_Exercise directions_
Only the lines from the one with "Transcribe this image's" to the end of the data below should be given again, exactly, with both ends included and pictures omitted.

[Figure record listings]

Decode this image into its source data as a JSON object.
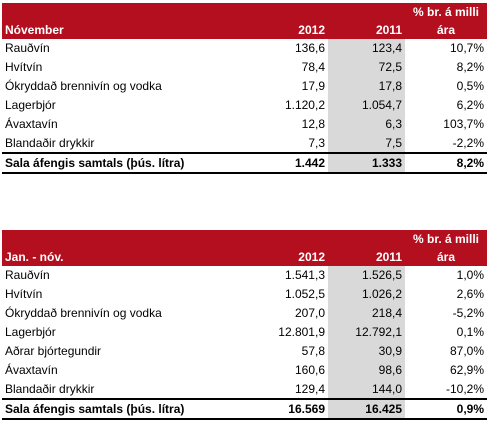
{
  "tables": [
    {
      "title": "Nóvember",
      "col_2012": "2012",
      "col_2011": "2011",
      "col_pct_line1": "% br. á milli",
      "col_pct_line2": "ára",
      "rows": [
        {
          "label": "Rauðvín",
          "v2012": "136,6",
          "v2011": "123,4",
          "pct": "10,7%"
        },
        {
          "label": "Hvítvín",
          "v2012": "78,4",
          "v2011": "72,5",
          "pct": "8,2%"
        },
        {
          "label": "Ókryddað brennivín og vodka",
          "v2012": "17,9",
          "v2011": "17,8",
          "pct": "0,5%"
        },
        {
          "label": "Lagerbjór",
          "v2012": "1.120,2",
          "v2011": "1.054,7",
          "pct": "6,2%"
        },
        {
          "label": "Ávaxtavín",
          "v2012": "12,8",
          "v2011": "6,3",
          "pct": "103,7%"
        },
        {
          "label": "Blandaðir drykkir",
          "v2012": "7,3",
          "v2011": "7,5",
          "pct": "-2,2%"
        }
      ],
      "total": {
        "label": "Sala áfengis samtals (þús. lítra)",
        "v2012": "1.442",
        "v2011": "1.333",
        "pct": "8,2%"
      }
    },
    {
      "title": "Jan. - nóv.",
      "col_2012": "2012",
      "col_2011": "2011",
      "col_pct_line1": "% br. á milli",
      "col_pct_line2": "ára",
      "rows": [
        {
          "label": "Rauðvín",
          "v2012": "1.541,3",
          "v2011": "1.526,5",
          "pct": "1,0%"
        },
        {
          "label": "Hvítvín",
          "v2012": "1.052,5",
          "v2011": "1.026,2",
          "pct": "2,6%"
        },
        {
          "label": "Ókryddað brennivín og vodka",
          "v2012": "207,0",
          "v2011": "218,4",
          "pct": "-5,2%"
        },
        {
          "label": "Lagerbjór",
          "v2012": "12.801,9",
          "v2011": "12.792,1",
          "pct": "0,1%"
        },
        {
          "label": "Aðrar bjórtegundir",
          "v2012": "57,8",
          "v2011": "30,9",
          "pct": "87,0%"
        },
        {
          "label": "Ávaxtavín",
          "v2012": "160,6",
          "v2011": "98,6",
          "pct": "62,9%"
        },
        {
          "label": "Blandaðir drykkir",
          "v2012": "129,4",
          "v2011": "144,0",
          "pct": "-10,2%"
        }
      ],
      "total": {
        "label": "Sala áfengis samtals (þús. lítra)",
        "v2012": "16.569",
        "v2011": "16.425",
        "pct": "0,9%"
      }
    }
  ]
}
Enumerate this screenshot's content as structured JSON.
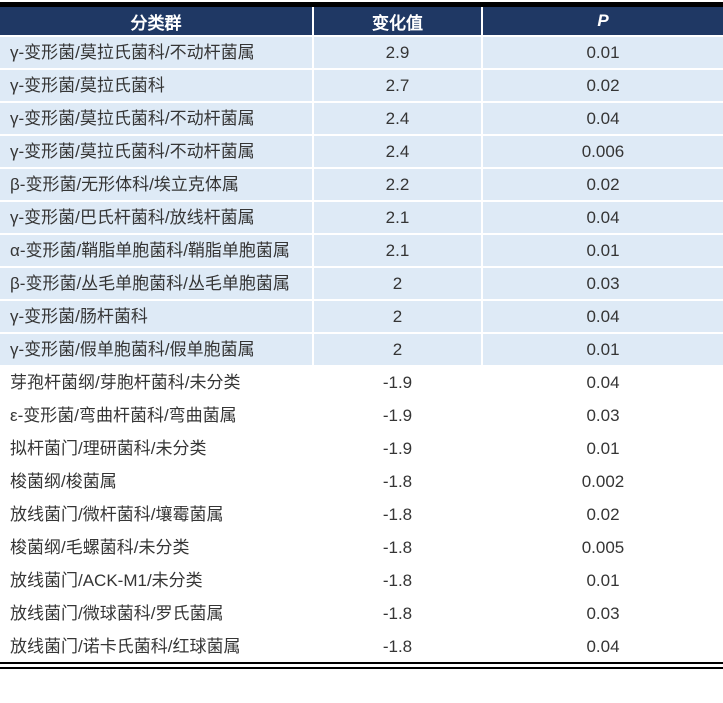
{
  "table": {
    "columns": [
      {
        "label": "分类群"
      },
      {
        "label": "变化值"
      },
      {
        "label": "P",
        "italic": true
      }
    ],
    "rows": [
      {
        "taxon": "γ-变形菌/莫拉氏菌科/不动杆菌属",
        "change": "2.9",
        "p": "0.01",
        "highlight": true
      },
      {
        "taxon": "γ-变形菌/莫拉氏菌科",
        "change": "2.7",
        "p": "0.02",
        "highlight": true
      },
      {
        "taxon": "γ-变形菌/莫拉氏菌科/不动杆菌属",
        "change": "2.4",
        "p": "0.04",
        "highlight": true
      },
      {
        "taxon": "γ-变形菌/莫拉氏菌科/不动杆菌属",
        "change": "2.4",
        "p": "0.006",
        "highlight": true
      },
      {
        "taxon": "β-变形菌/无形体科/埃立克体属",
        "change": "2.2",
        "p": "0.02",
        "highlight": true
      },
      {
        "taxon": "γ-变形菌/巴氏杆菌科/放线杆菌属",
        "change": "2.1",
        "p": "0.04",
        "highlight": true
      },
      {
        "taxon": "α-变形菌/鞘脂单胞菌科/鞘脂单胞菌属",
        "change": "2.1",
        "p": "0.01",
        "highlight": true
      },
      {
        "taxon": "β-变形菌/丛毛单胞菌科/丛毛单胞菌属",
        "change": "2",
        "p": "0.03",
        "highlight": true
      },
      {
        "taxon": "γ-变形菌/肠杆菌科",
        "change": "2",
        "p": "0.04",
        "highlight": true
      },
      {
        "taxon": "γ-变形菌/假单胞菌科/假单胞菌属",
        "change": "2",
        "p": "0.01",
        "highlight": true
      },
      {
        "taxon": "芽孢杆菌纲/芽胞杆菌科/未分类",
        "change": "-1.9",
        "p": "0.04",
        "highlight": false
      },
      {
        "taxon": "ε-变形菌/弯曲杆菌科/弯曲菌属",
        "change": "-1.9",
        "p": "0.03",
        "highlight": false
      },
      {
        "taxon": "拟杆菌门/理研菌科/未分类",
        "change": "-1.9",
        "p": "0.01",
        "highlight": false
      },
      {
        "taxon": "梭菌纲/梭菌属",
        "change": "-1.8",
        "p": "0.002",
        "highlight": false
      },
      {
        "taxon": "放线菌门/微杆菌科/壤霉菌属",
        "change": "-1.8",
        "p": "0.02",
        "highlight": false
      },
      {
        "taxon": "梭菌纲/毛螺菌科/未分类",
        "change": "-1.8",
        "p": "0.005",
        "highlight": false
      },
      {
        "taxon": "放线菌门/ACK-M1/未分类",
        "change": "-1.8",
        "p": "0.01",
        "highlight": false
      },
      {
        "taxon": "放线菌门/微球菌科/罗氏菌属",
        "change": "-1.8",
        "p": "0.03",
        "highlight": false
      },
      {
        "taxon": "放线菌门/诺卡氏菌科/红球菌属",
        "change": "-1.8",
        "p": "0.04",
        "highlight": false
      }
    ]
  },
  "colors": {
    "header_bg": "#1F3864",
    "header_text": "#FFFFFF",
    "row_highlight_bg": "#DEEAF6",
    "row_plain_bg": "#FFFFFF",
    "body_text": "#353535",
    "rule": "#000000"
  },
  "chart_data": {
    "type": "table",
    "title": "",
    "columns": [
      "分类群",
      "变化值",
      "P"
    ],
    "rows": [
      [
        "γ-变形菌/莫拉氏菌科/不动杆菌属",
        2.9,
        0.01
      ],
      [
        "γ-变形菌/莫拉氏菌科",
        2.7,
        0.02
      ],
      [
        "γ-变形菌/莫拉氏菌科/不动杆菌属",
        2.4,
        0.04
      ],
      [
        "γ-变形菌/莫拉氏菌科/不动杆菌属",
        2.4,
        0.006
      ],
      [
        "β-变形菌/无形体科/埃立克体属",
        2.2,
        0.02
      ],
      [
        "γ-变形菌/巴氏杆菌科/放线杆菌属",
        2.1,
        0.04
      ],
      [
        "α-变形菌/鞘脂单胞菌科/鞘脂单胞菌属",
        2.1,
        0.01
      ],
      [
        "β-变形菌/丛毛单胞菌科/丛毛单胞菌属",
        2,
        0.03
      ],
      [
        "γ-变形菌/肠杆菌科",
        2,
        0.04
      ],
      [
        "γ-变形菌/假单胞菌科/假单胞菌属",
        2,
        0.01
      ],
      [
        "芽孢杆菌纲/芽胞杆菌科/未分类",
        -1.9,
        0.04
      ],
      [
        "ε-变形菌/弯曲杆菌科/弯曲菌属",
        -1.9,
        0.03
      ],
      [
        "拟杆菌门/理研菌科/未分类",
        -1.9,
        0.01
      ],
      [
        "梭菌纲/梭菌属",
        -1.8,
        0.002
      ],
      [
        "放线菌门/微杆菌科/壤霉菌属",
        -1.8,
        0.02
      ],
      [
        "梭菌纲/毛螺菌科/未分类",
        -1.8,
        0.005
      ],
      [
        "放线菌门/ACK-M1/未分类",
        -1.8,
        0.01
      ],
      [
        "放线菌门/微球菌科/罗氏菌属",
        -1.8,
        0.03
      ],
      [
        "放线菌门/诺卡氏菌科/红球菌属",
        -1.8,
        0.04
      ]
    ],
    "layout_hints": {
      "highlighted_rows": "rows with positive change values have light blue background",
      "top_rule": "thick black",
      "bottom_rule": "double black line"
    }
  }
}
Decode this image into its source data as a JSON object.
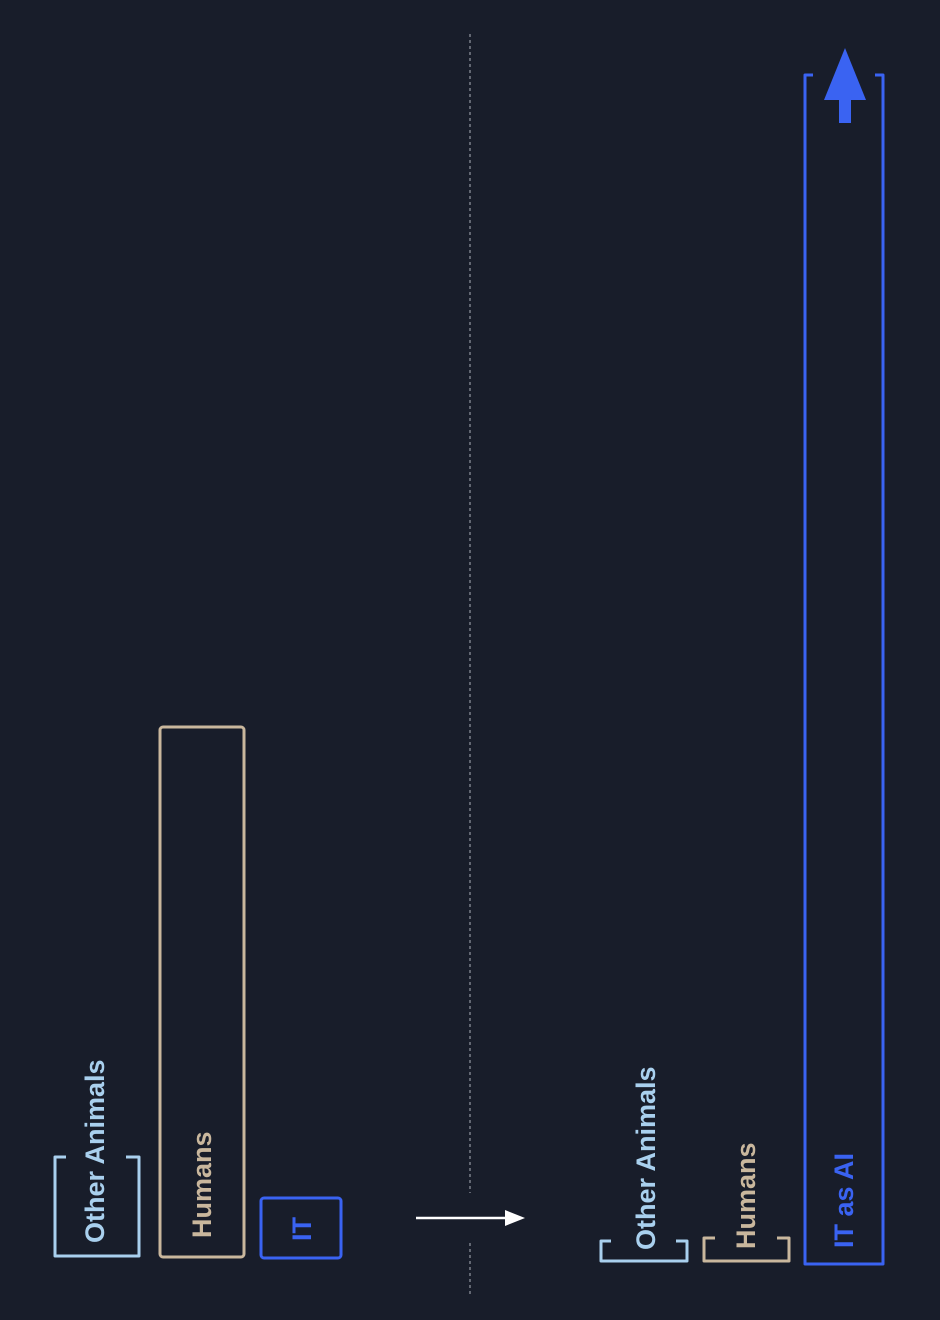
{
  "colors": {
    "background": "#181d2a",
    "other_animals": "#a9d0ee",
    "humans": "#c9b79d",
    "it": "#3a63f2",
    "divider": "#8a8f9a",
    "arrow": "#ffffff"
  },
  "before": {
    "other_animals_label": "Other Animals",
    "humans_label": "Humans",
    "it_label": "IT"
  },
  "after": {
    "other_animals_label": "Other Animals",
    "humans_label": "Humans",
    "it_label": "IT as AI"
  },
  "icons": {
    "transition": "right-arrow-icon",
    "growth": "up-arrow-icon"
  }
}
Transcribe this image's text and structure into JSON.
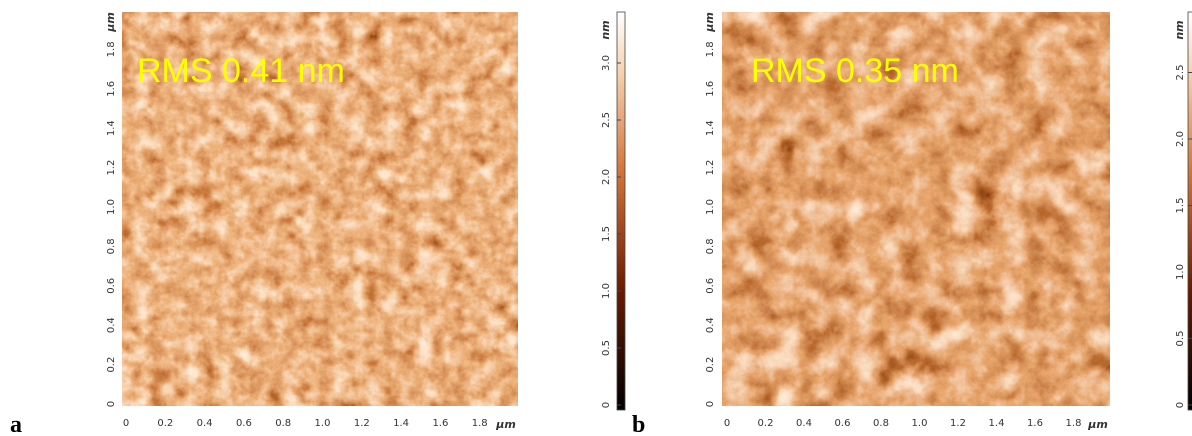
{
  "panels": [
    {
      "label": "a",
      "annotation": "RMS 0.41 nm",
      "x_ticks": [
        "0",
        "0.2",
        "0.4",
        "0.6",
        "0.8",
        "1.0",
        "1.2",
        "1.4",
        "1.6",
        "1.8"
      ],
      "x_unit": "μm",
      "y_ticks": [
        "0",
        "0.2",
        "0.4",
        "0.6",
        "0.8",
        "1.0",
        "1.2",
        "1.4",
        "1.6",
        "1.8"
      ],
      "y_unit": "μm",
      "colorbar": {
        "unit": "nm",
        "ticks": [
          "0",
          "0.5",
          "1.0",
          "1.5",
          "2.0",
          "2.5",
          "3.0"
        ]
      }
    },
    {
      "label": "b",
      "annotation": "RMS 0.35 nm",
      "x_ticks": [
        "0",
        "0.2",
        "0.4",
        "0.6",
        "0.8",
        "1.0",
        "1.2",
        "1.4",
        "1.6",
        "1.8"
      ],
      "x_unit": "μm",
      "y_ticks": [
        "0",
        "0.2",
        "0.4",
        "0.6",
        "0.8",
        "1.0",
        "1.2",
        "1.4",
        "1.6",
        "1.8"
      ],
      "y_unit": "μm",
      "colorbar": {
        "unit": "nm",
        "ticks": [
          "0",
          "0.5",
          "1.0",
          "1.5",
          "2.0",
          "2.5"
        ]
      }
    }
  ]
}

_Expected answer_
Transcribe this image's text and structure into JSON.
{
  "panels": [
    {
      "label": "a",
      "annotation": "RMS 0.41 nm",
      "x_ticks": [
        "0",
        "0.2",
        "0.4",
        "0.6",
        "0.8",
        "1.0",
        "1.2",
        "1.4",
        "1.6",
        "1.8"
      ],
      "x_unit": "μm",
      "y_ticks": [
        "0",
        "0.2",
        "0.4",
        "0.6",
        "0.8",
        "1.0",
        "1.2",
        "1.4",
        "1.6",
        "1.8"
      ],
      "y_unit": "μm",
      "colorbar": {
        "unit": "nm",
        "ticks": [
          "0",
          "0.5",
          "1.0",
          "1.5",
          "2.0",
          "2.5",
          "3.0"
        ]
      }
    },
    {
      "label": "b",
      "annotation": "RMS 0.35 nm",
      "x_ticks": [
        "0",
        "0.2",
        "0.4",
        "0.6",
        "0.8",
        "1.0",
        "1.2",
        "1.4",
        "1.6",
        "1.8"
      ],
      "x_unit": "μm",
      "y_ticks": [
        "0",
        "0.2",
        "0.4",
        "0.6",
        "0.8",
        "1.0",
        "1.2",
        "1.4",
        "1.6",
        "1.8"
      ],
      "y_unit": "μm",
      "colorbar": {
        "unit": "nm",
        "ticks": [
          "0",
          "0.5",
          "1.0",
          "1.5",
          "2.0",
          "2.5"
        ]
      }
    }
  ]
}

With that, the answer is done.